Work order: Pictures stay out, but every line of the data is copied exactly.

Images of pages and their text:
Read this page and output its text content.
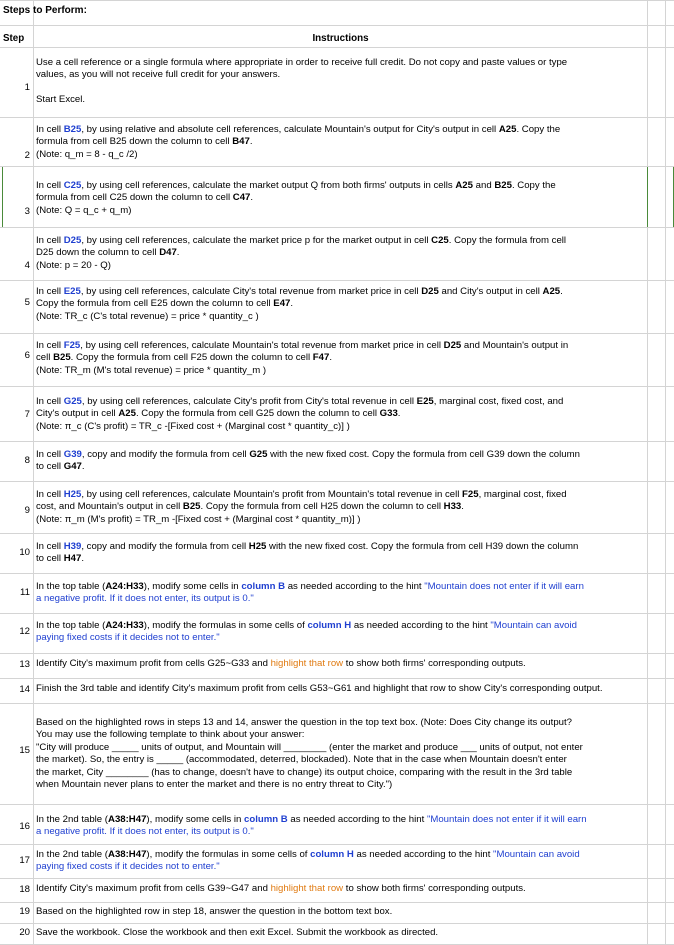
Steps to Perform:
Step	Instructions
1

Use a cell reference or a single formula where appropriate in order to receive full credit. Do not copy and paste values or type

values, as you will not receive full credit for your answers.

Start Excel.

2

In cell B25, by using relative and absolute cell references, calculate Mountain's output for City's output in cell A25. Copy the

formula from cell B25 down the column to cell B47.

(Note: q_m = 8 - q_c /2)

3

In cell C25, by using cell references, calculate the market output Q from both firms' outputs in cells A25 and B25. Copy the

formula from cell C25 down the column to cell C47.

(Note: Q = q_c + q_m)

4

In cell D25, by using cell references, calculate the market price p for the market output in cell C25. Copy the formula from cell

D25 down the column to cell D47.

(Note: p = 20 - Q)

5

In cell E25, by using cell references, calculate City's total revenue from market price in cell D25 and City's output in cell A25.

Copy the formula from cell E25 down the column to cell E47.

(Note: TR_c (C's total revenue) = price * quantity_c )

6

In cell F25, by using cell references, calculate Mountain's total revenue from market price in cell D25 and Mountain's output in

cell B25. Copy the formula from cell F25 down the column to cell F47.

(Note: TR_m (M's total revenue) = price * quantity_m )

7

In cell G25, by using cell references, calculate City's profit from City's total revenue in cell E25, marginal cost, fixed cost, and

City's output in cell A25. Copy the formula from cell G25 down the column to cell G33.

(Note: π_c (C's profit) = TR_c -[Fixed cost + (Marginal cost * quantity_c)] )

8

In cell G39, copy and modify the formula from cell G25 with the new fixed cost. Copy the formula from cell G39 down the column

to cell G47.

9

In cell H25, by using cell references, calculate Mountain's profit from Mountain's total revenue in cell F25, marginal cost, fixed

cost, and Mountain's output in cell B25. Copy the formula from cell H25 down the column to cell H33.

(Note: π_m (M's profit) = TR_m -[Fixed cost + (Marginal cost * quantity_m)] )

10

In cell H39, copy and modify the formula from cell H25 with the new fixed cost. Copy the formula from cell H39 down the column

to cell H47.

11

In the top table (A24:H33), modify some cells in column B as needed according to the hint "Mountain does not enter if it will earn

a negative profit. If it does not enter, its output is 0."

12

In the top table (A24:H33), modify the formulas in some cells of column H as needed according to the hint "Mountain can avoid

paying fixed costs if it decides not to enter."

13 Identify City's maximum profit from cells G25~G33 and highlight that row to show both firms' corresponding outputs.

14 Finish the 3rd table and identify City's maximum profit from cells G53~G61 and highlight that row to show City's corresponding output.

15

Based on the highlighted rows in steps 13 and 14, answer the question in the top text box. (Note: Does City change its output?

You may use the following template to think about your answer:

"City will produce _____ units of output, and Mountain will ________ (enter the market and produce ___ units of output, not enter

the market). So, the entry is _____ (accommodated, deterred, blockaded). Note that in the case when Mountain doesn't enter

the market, City ________ (has to change, doesn't have to change) its output choice, comparing with the result in the 3rd table

when Mountain never plans to enter the market and there is no entry threat to City.")

16

In the 2nd table (A38:H47), modify some cells in column B as needed according to the hint "Mountain does not enter if it will earn

a negative profit. If it does not enter, its output is 0."

17

In the 2nd table (A38:H47), modify the formulas in some cells of column H as needed according to the hint "Mountain can avoid

paying fixed costs if it decides not to enter."

18 Identify City's maximum profit from cells G39~G47 and highlight that row to show both firms' corresponding outputs.

19 Based on the highlighted row in step 18, answer the question in the bottom text box.

20 Save the workbook. Close the workbook and then exit Excel. Submit the workbook as directed.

Solution to this problem:
Read this page and output its text content.
Steps to Perform:
Step	Instructions
1

Use a cell reference or a single formula where appropriate in order to receive full credit. Do not copy and paste values or type

values, as you will not receive full credit for your answers.

Start Excel.

2

In cell B25, by using relative and absolute cell references, calculate Mountain's output for City's output in cell A25. Copy the

formula from cell B25 down the column to cell B47.

(Note: q_m = 8 - q_c /2)

3

In cell C25, by using cell references, calculate the market output Q from both firms' outputs in cells A25 and B25. Copy the

formula from cell C25 down the column to cell C47.

(Note: Q = q_c + q_m)

4

In cell D25, by using cell references, calculate the market price p for the market output in cell C25. Copy the formula from cell

D25 down the column to cell D47.

(Note: p = 20 - Q)

5

In cell E25, by using cell references, calculate City's total revenue from market price in cell D25 and City's output in cell A25.

Copy the formula from cell E25 down the column to cell E47.

(Note: TR_c (C's total revenue) = price * quantity_c )

6

In cell F25, by using cell references, calculate Mountain's total revenue from market price in cell D25 and Mountain's output in

cell B25. Copy the formula from cell F25 down the column to cell F47.

(Note: TR_m (M's total revenue) = price * quantity_m )

7

In cell G25, by using cell references, calculate City's profit from City's total revenue in cell E25, marginal cost, fixed cost, and

City's output in cell A25. Copy the formula from cell G25 down the column to cell G33.

(Note: π_c (C's profit) = TR_c -[Fixed cost + (Marginal cost * quantity_c)] )

8

In cell G39, copy and modify the formula from cell G25 with the new fixed cost. Copy the formula from cell G39 down the column

to cell G47.

9

In cell H25, by using cell references, calculate Mountain's profit from Mountain's total revenue in cell F25, marginal cost, fixed

cost, and Mountain's output in cell B25. Copy the formula from cell H25 down the column to cell H33.

(Note: π_m (M's profit) = TR_m -[Fixed cost + (Marginal cost * quantity_m)] )

10

In cell H39, copy and modify the formula from cell H25 with the new fixed cost. Copy the formula from cell H39 down the column

to cell H47.

11

In the top table (A24:H33), modify some cells in column B as needed according to the hint "Mountain does not enter if it will earn

a negative profit. If it does not enter, its output is 0."

12

In the top table (A24:H33), modify the formulas in some cells of column H as needed according to the hint "Mountain can avoid

paying fixed costs if it decides not to enter."

13 Identify City's maximum profit from cells G25~G33 and highlight that row to show both firms' corresponding outputs.

14 Finish the 3rd table and identify City's maximum profit from cells G53~G61 and highlight that row to show City's corresponding output.

15

Based on the highlighted rows in steps 13 and 14, answer the question in the top text box. (Note: Does City change its output?

You may use the following template to think about your answer:

"City will produce _____ units of output, and Mountain will ________ (enter the market and produce ___ units of output, not enter

the market). So, the entry is _____ (accommodated, deterred, blockaded). Note that in the case when Mountain doesn't enter

the market, City ________ (has to change, doesn't have to change) its output choice, comparing with the result in the 3rd table

when Mountain never plans to enter the market and there is no entry threat to City.")

16

In the 2nd table (A38:H47), modify some cells in column B as needed according to the hint "Mountain does not enter if it will earn

a negative profit. If it does not enter, its output is 0."

17

In the 2nd table (A38:H47), modify the formulas in some cells of column H as needed according to the hint "Mountain can avoid

paying fixed costs if it decides not to enter."

18 Identify City's maximum profit from cells G39~G47 and highlight that row to show both firms' corresponding outputs.

19 Based on the highlighted row in step 18, answer the question in the bottom text box.

20 Save the workbook. Close the workbook and then exit Excel. Submit the workbook as directed.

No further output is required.